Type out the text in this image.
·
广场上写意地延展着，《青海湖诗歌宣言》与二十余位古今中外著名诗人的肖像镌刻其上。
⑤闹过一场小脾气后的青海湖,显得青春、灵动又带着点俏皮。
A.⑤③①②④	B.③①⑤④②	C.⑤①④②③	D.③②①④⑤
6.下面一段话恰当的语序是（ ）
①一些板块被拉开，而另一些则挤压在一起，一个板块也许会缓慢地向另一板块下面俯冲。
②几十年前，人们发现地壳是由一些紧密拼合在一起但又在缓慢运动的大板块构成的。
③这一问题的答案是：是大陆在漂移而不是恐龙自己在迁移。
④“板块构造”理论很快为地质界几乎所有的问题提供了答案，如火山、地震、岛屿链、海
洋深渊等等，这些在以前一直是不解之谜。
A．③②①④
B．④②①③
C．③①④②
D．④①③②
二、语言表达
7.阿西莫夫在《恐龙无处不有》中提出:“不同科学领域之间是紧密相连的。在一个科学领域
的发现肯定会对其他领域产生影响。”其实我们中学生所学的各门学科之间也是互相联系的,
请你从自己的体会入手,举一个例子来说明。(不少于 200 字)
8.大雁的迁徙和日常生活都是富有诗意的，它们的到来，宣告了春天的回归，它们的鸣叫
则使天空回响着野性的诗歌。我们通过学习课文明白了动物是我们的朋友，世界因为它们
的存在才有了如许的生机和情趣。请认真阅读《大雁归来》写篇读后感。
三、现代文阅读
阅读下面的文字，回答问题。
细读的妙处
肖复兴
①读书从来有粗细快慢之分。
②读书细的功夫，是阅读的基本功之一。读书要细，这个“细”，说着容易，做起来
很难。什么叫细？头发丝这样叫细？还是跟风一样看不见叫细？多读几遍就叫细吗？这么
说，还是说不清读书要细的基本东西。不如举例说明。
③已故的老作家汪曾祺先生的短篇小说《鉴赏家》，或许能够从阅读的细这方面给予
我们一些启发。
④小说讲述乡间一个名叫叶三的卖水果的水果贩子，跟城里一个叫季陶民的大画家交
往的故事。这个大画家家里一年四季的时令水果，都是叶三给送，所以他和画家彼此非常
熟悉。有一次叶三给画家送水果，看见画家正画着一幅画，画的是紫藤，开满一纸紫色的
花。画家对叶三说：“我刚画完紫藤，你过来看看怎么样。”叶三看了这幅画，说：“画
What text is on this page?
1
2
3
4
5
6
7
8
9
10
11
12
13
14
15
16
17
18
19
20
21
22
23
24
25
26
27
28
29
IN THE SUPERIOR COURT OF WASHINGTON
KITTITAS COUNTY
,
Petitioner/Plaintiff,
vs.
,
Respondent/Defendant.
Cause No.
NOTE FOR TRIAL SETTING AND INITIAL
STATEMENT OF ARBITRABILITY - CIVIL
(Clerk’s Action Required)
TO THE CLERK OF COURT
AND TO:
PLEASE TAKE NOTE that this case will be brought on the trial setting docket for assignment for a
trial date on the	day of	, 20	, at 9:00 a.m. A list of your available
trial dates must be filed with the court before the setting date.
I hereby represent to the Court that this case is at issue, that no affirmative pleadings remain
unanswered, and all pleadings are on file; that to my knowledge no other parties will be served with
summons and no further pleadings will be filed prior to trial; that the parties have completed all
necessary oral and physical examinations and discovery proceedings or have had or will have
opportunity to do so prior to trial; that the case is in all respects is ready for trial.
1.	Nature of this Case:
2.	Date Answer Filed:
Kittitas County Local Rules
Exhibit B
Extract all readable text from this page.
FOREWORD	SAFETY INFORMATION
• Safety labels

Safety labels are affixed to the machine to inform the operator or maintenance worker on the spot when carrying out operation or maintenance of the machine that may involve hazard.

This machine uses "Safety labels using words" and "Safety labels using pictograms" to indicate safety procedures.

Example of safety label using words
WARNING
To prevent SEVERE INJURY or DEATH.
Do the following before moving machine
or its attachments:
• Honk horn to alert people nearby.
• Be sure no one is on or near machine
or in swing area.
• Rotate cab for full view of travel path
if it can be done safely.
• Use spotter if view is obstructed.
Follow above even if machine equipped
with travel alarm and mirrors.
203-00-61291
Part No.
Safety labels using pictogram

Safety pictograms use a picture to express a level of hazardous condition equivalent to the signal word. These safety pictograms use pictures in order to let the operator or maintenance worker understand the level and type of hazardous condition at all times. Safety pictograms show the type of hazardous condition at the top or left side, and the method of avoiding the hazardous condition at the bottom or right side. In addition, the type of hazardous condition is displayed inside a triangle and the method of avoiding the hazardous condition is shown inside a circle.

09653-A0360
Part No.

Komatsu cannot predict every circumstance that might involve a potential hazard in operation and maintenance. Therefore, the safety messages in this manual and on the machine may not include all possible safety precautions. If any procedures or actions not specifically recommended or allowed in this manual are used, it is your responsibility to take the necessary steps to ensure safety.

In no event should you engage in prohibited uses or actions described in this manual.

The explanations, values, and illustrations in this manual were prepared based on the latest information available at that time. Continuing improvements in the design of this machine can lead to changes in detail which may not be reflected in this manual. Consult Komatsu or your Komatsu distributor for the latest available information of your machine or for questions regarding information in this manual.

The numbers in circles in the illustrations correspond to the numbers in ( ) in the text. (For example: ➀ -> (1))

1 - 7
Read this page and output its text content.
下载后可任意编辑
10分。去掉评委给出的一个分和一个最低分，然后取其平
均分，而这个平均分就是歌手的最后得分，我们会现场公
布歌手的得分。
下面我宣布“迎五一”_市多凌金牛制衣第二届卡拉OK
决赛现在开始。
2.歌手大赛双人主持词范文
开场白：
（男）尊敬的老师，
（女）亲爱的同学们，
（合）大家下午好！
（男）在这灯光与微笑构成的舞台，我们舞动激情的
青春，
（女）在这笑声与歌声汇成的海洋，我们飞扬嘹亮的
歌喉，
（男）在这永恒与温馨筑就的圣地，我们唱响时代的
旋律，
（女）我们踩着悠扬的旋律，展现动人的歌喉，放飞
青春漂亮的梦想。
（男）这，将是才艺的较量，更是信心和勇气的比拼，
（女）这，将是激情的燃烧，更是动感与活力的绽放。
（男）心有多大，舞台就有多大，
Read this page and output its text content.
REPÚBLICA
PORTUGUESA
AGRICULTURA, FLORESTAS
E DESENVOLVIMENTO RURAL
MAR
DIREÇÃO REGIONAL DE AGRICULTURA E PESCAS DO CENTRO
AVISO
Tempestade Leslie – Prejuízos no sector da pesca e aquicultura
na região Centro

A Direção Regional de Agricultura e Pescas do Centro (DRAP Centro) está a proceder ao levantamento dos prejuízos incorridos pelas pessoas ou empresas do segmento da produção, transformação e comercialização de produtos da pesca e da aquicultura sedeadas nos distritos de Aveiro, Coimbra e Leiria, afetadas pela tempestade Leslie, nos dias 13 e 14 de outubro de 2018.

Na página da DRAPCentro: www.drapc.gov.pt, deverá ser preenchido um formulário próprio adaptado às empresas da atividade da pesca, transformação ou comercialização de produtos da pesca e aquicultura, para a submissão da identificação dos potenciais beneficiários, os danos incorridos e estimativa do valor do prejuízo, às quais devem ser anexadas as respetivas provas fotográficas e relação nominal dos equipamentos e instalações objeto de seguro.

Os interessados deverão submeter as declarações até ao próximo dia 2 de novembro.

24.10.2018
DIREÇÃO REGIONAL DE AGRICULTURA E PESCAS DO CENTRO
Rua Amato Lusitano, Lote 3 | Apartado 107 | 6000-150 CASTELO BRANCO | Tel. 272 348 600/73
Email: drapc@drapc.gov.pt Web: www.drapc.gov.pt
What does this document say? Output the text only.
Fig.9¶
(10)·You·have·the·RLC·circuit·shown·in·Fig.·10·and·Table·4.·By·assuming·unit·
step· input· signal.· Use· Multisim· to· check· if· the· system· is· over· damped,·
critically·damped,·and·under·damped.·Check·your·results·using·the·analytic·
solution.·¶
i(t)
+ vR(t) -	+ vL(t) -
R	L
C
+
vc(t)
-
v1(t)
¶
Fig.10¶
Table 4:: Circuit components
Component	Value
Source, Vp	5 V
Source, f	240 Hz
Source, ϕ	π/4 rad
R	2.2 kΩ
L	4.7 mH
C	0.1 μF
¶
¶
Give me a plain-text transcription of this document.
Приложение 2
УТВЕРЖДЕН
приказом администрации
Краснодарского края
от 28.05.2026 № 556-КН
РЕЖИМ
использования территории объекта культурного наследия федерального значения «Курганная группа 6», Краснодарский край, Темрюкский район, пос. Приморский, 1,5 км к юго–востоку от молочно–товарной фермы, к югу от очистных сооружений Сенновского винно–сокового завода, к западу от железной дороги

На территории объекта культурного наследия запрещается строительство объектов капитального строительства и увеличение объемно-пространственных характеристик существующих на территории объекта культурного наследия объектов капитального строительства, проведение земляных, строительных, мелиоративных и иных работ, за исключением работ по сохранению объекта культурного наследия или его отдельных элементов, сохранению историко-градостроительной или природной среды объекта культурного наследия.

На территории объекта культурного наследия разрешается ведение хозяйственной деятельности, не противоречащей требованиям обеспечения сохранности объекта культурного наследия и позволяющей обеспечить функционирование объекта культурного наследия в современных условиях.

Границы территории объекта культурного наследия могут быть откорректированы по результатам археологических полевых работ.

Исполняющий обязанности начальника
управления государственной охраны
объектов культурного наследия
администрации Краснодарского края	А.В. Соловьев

- Goal
Locate the word "Leslie" in the data above. Copy every line carrying it.

- Task answer
Tempestade Leslie – Prejuízos no sector da pesca e aquicultura
A Direção Regional de Agricultura e Pescas do Centro (DRAP Centro) está a proceder ao levantamento dos prejuízos incorridos pelas pessoas ou empresas do segmento da produção, transformação e comercialização de produtos da pesca e da aquicultura sedeadas nos distritos de Aveiro, Coimbra e Leiria, afetadas pela tempestade Leslie, nos dias 13 e 14 de outubro de 2018.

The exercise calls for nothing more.